[Saved data entries]

══════════════════════════════

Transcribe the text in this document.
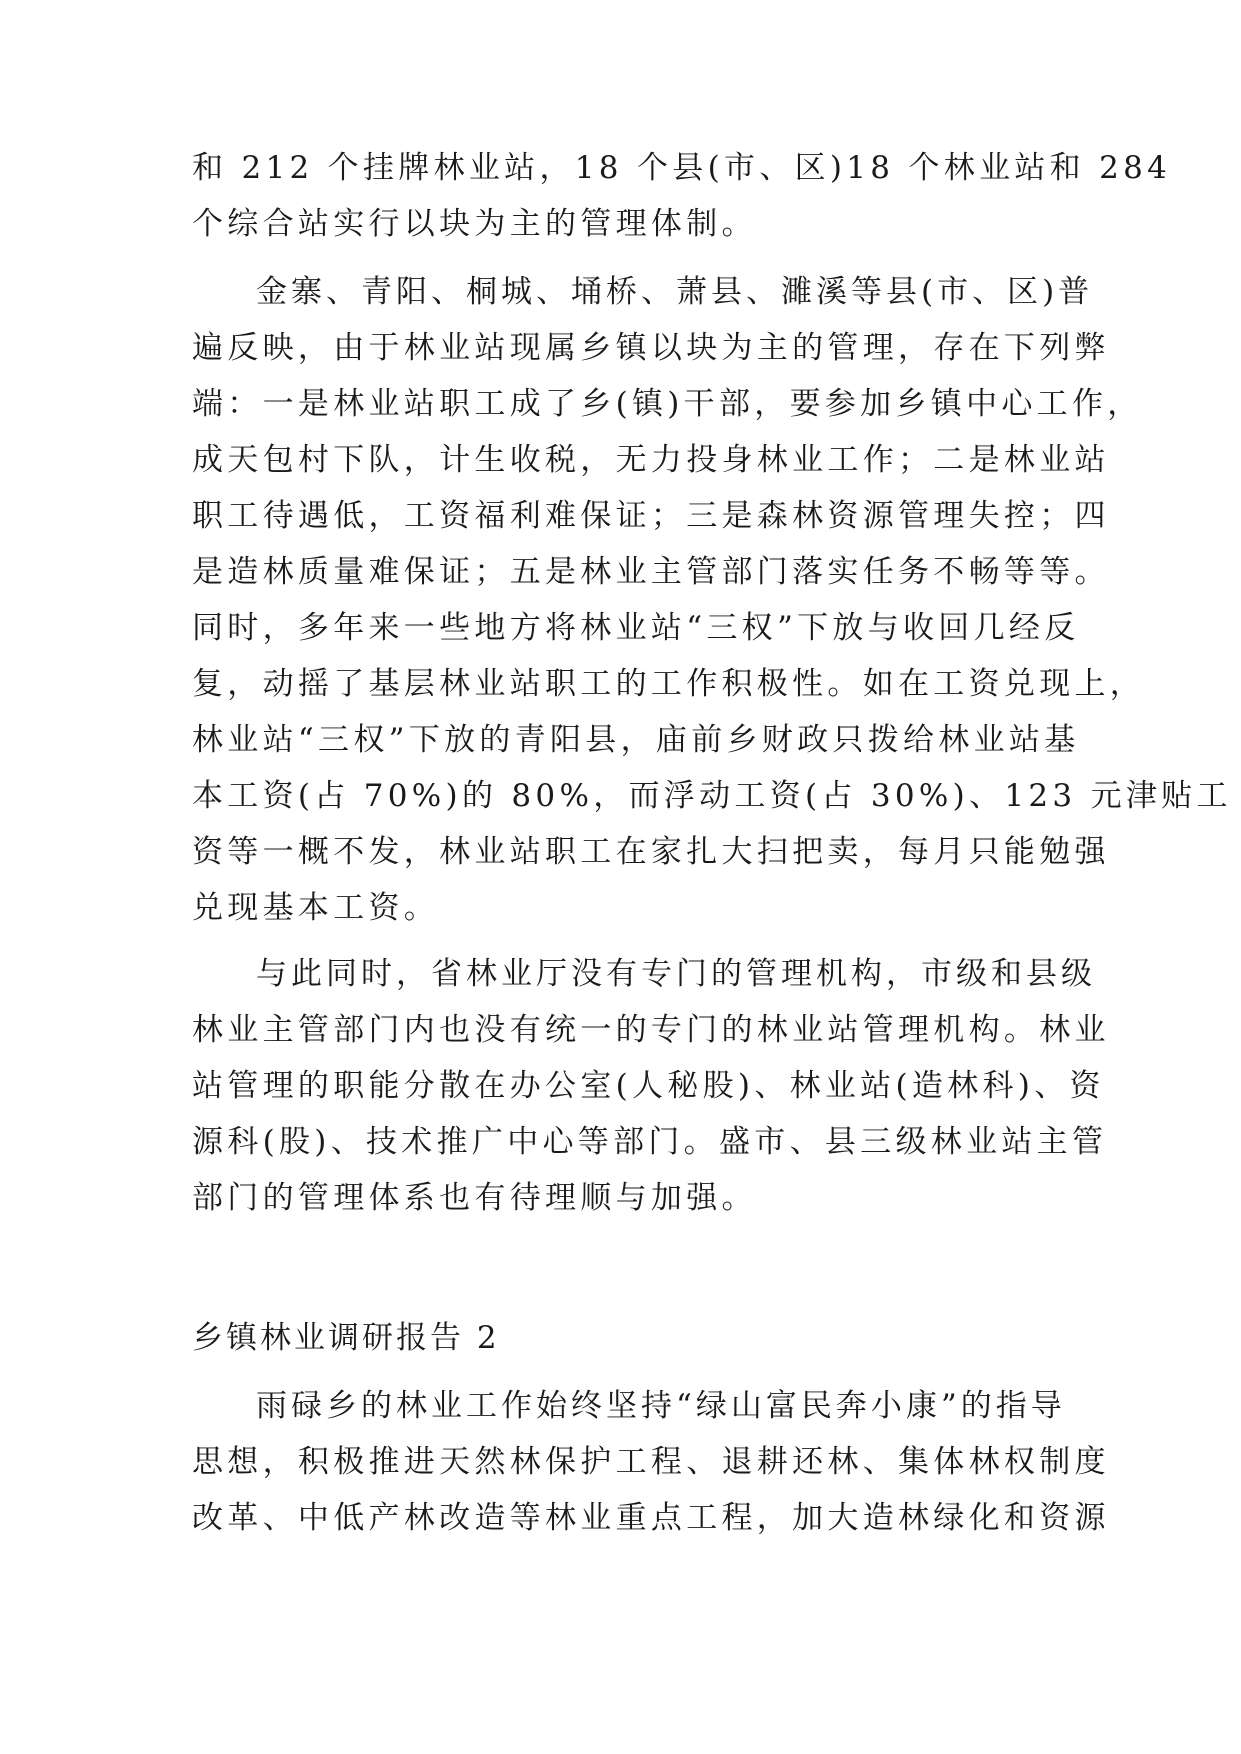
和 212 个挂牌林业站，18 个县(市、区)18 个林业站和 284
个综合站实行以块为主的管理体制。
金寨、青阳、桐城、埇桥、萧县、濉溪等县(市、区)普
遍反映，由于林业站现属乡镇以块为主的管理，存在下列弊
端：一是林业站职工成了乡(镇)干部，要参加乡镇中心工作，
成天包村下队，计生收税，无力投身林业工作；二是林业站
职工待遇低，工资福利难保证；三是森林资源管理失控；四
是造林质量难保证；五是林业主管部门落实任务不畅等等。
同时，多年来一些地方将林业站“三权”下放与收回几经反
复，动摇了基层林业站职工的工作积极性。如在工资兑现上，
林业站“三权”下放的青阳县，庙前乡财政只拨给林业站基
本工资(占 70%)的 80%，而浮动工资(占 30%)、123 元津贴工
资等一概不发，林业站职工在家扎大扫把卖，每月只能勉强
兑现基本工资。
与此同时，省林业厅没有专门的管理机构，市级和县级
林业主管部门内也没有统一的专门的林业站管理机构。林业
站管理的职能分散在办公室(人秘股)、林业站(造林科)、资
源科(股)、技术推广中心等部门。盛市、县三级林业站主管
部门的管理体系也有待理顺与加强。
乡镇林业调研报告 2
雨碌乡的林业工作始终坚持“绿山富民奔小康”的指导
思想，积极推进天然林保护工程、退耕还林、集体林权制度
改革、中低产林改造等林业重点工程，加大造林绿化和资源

══════════════════════════════

Instructions to follow: Pictures are to be left out; repeat all the remaining data exactly.

Reply:
Transcribe the text in this document.
和 212 个挂牌林业站，18 个县(市、区)18 个林业站和 284
个综合站实行以块为主的管理体制。
金寨、青阳、桐城、埇桥、萧县、濉溪等县(市、区)普
遍反映，由于林业站现属乡镇以块为主的管理，存在下列弊
端：一是林业站职工成了乡(镇)干部，要参加乡镇中心工作，
成天包村下队，计生收税，无力投身林业工作；二是林业站
职工待遇低，工资福利难保证；三是森林资源管理失控；四
是造林质量难保证；五是林业主管部门落实任务不畅等等。
同时，多年来一些地方将林业站“三权”下放与收回几经反
复，动摇了基层林业站职工的工作积极性。如在工资兑现上，
林业站“三权”下放的青阳县，庙前乡财政只拨给林业站基
本工资(占 70%)的 80%，而浮动工资(占 30%)、123 元津贴工
资等一概不发，林业站职工在家扎大扫把卖，每月只能勉强
兑现基本工资。
与此同时，省林业厅没有专门的管理机构，市级和县级
林业主管部门内也没有统一的专门的林业站管理机构。林业
站管理的职能分散在办公室(人秘股)、林业站(造林科)、资
源科(股)、技术推广中心等部门。盛市、县三级林业站主管
部门的管理体系也有待理顺与加强。
乡镇林业调研报告 2
雨碌乡的林业工作始终坚持“绿山富民奔小康”的指导
思想，积极推进天然林保护工程、退耕还林、集体林权制度
改革、中低产林改造等林业重点工程，加大造林绿化和资源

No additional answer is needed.